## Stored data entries
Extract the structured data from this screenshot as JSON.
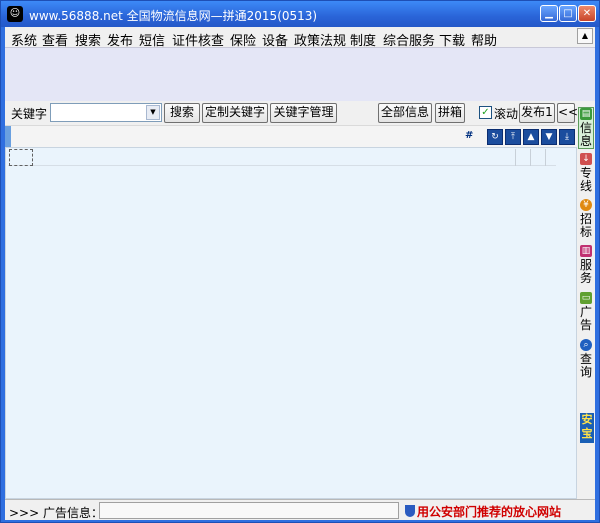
{
  "window": {
    "title": "www.56888.net 全国物流信息网—拼通2015(0513)",
    "icon": "app-logo-icon"
  },
  "menu": [
    "系统",
    "查看",
    "搜索",
    "发布",
    "短信",
    "证件核查",
    "保险",
    "设备",
    "政策法规",
    "制度",
    "综合服务",
    "下载",
    "帮助"
  ],
  "toolbar": {
    "keyword_label": "关键字",
    "keyword_value": "",
    "search": "搜索",
    "custom_keyword": "定制关键字",
    "keyword_manage": "关键字管理",
    "all_info": "全部信息",
    "consolidate": "拼箱",
    "scroll_label": "滚动",
    "scroll_checked": true,
    "publish": "发布1",
    "collapse": "<<"
  },
  "grid": {
    "hash": "#"
  },
  "side_tabs": [
    {
      "label": "信息",
      "icon": "document-icon",
      "color": "#3c9a3c"
    },
    {
      "label": "专线",
      "icon": "download-icon",
      "color": "#d05050"
    },
    {
      "label": "招标",
      "icon": "yen-icon",
      "color": "#e08a10"
    },
    {
      "label": "服务",
      "icon": "books-icon",
      "color": "#c03070"
    },
    {
      "label": "广告",
      "icon": "monitor-icon",
      "color": "#60a030"
    },
    {
      "label": "查询",
      "icon": "magnifier-icon",
      "color": "#2060c0"
    }
  ],
  "anbao": "安宝",
  "status": {
    "ad_label": ">>>  广告信息：",
    "police_text": "用公安部门推荐的放心网站"
  },
  "colors": {
    "titlebar": "#2a64d8",
    "grid_bg": "#eaf4fc",
    "banner_bg": "#e4e6f6",
    "police_text": "#d00000"
  }
}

## GOAL
Each entry above should be reproduced exactly, with the pictures removed.

## RESULT OF THE EXERCISE
Extract the structured data from this screenshot as JSON.
{
  "window": {
    "title": "www.56888.net 全国物流信息网—拼通2015(0513)",
    "icon": "app-logo-icon"
  },
  "menu": [
    "系统",
    "查看",
    "搜索",
    "发布",
    "短信",
    "证件核查",
    "保险",
    "设备",
    "政策法规",
    "制度",
    "综合服务",
    "下载",
    "帮助"
  ],
  "toolbar": {
    "keyword_label": "关键字",
    "keyword_value": "",
    "search": "搜索",
    "custom_keyword": "定制关键字",
    "keyword_manage": "关键字管理",
    "all_info": "全部信息",
    "consolidate": "拼箱",
    "scroll_label": "滚动",
    "scroll_checked": true,
    "publish": "发布1",
    "collapse": "<<"
  },
  "grid": {
    "hash": "#"
  },
  "side_tabs": [
    {
      "label": "信息",
      "icon": "document-icon",
      "color": "#3c9a3c"
    },
    {
      "label": "专线",
      "icon": "download-icon",
      "color": "#d05050"
    },
    {
      "label": "招标",
      "icon": "yen-icon",
      "color": "#e08a10"
    },
    {
      "label": "服务",
      "icon": "books-icon",
      "color": "#c03070"
    },
    {
      "label": "广告",
      "icon": "monitor-icon",
      "color": "#60a030"
    },
    {
      "label": "查询",
      "icon": "magnifier-icon",
      "color": "#2060c0"
    }
  ],
  "anbao": "安宝",
  "status": {
    "ad_label": ">>>  广告信息：",
    "police_text": "用公安部门推荐的放心网站"
  },
  "colors": {
    "titlebar": "#2a64d8",
    "grid_bg": "#eaf4fc",
    "banner_bg": "#e4e6f6",
    "police_text": "#d00000"
  }
}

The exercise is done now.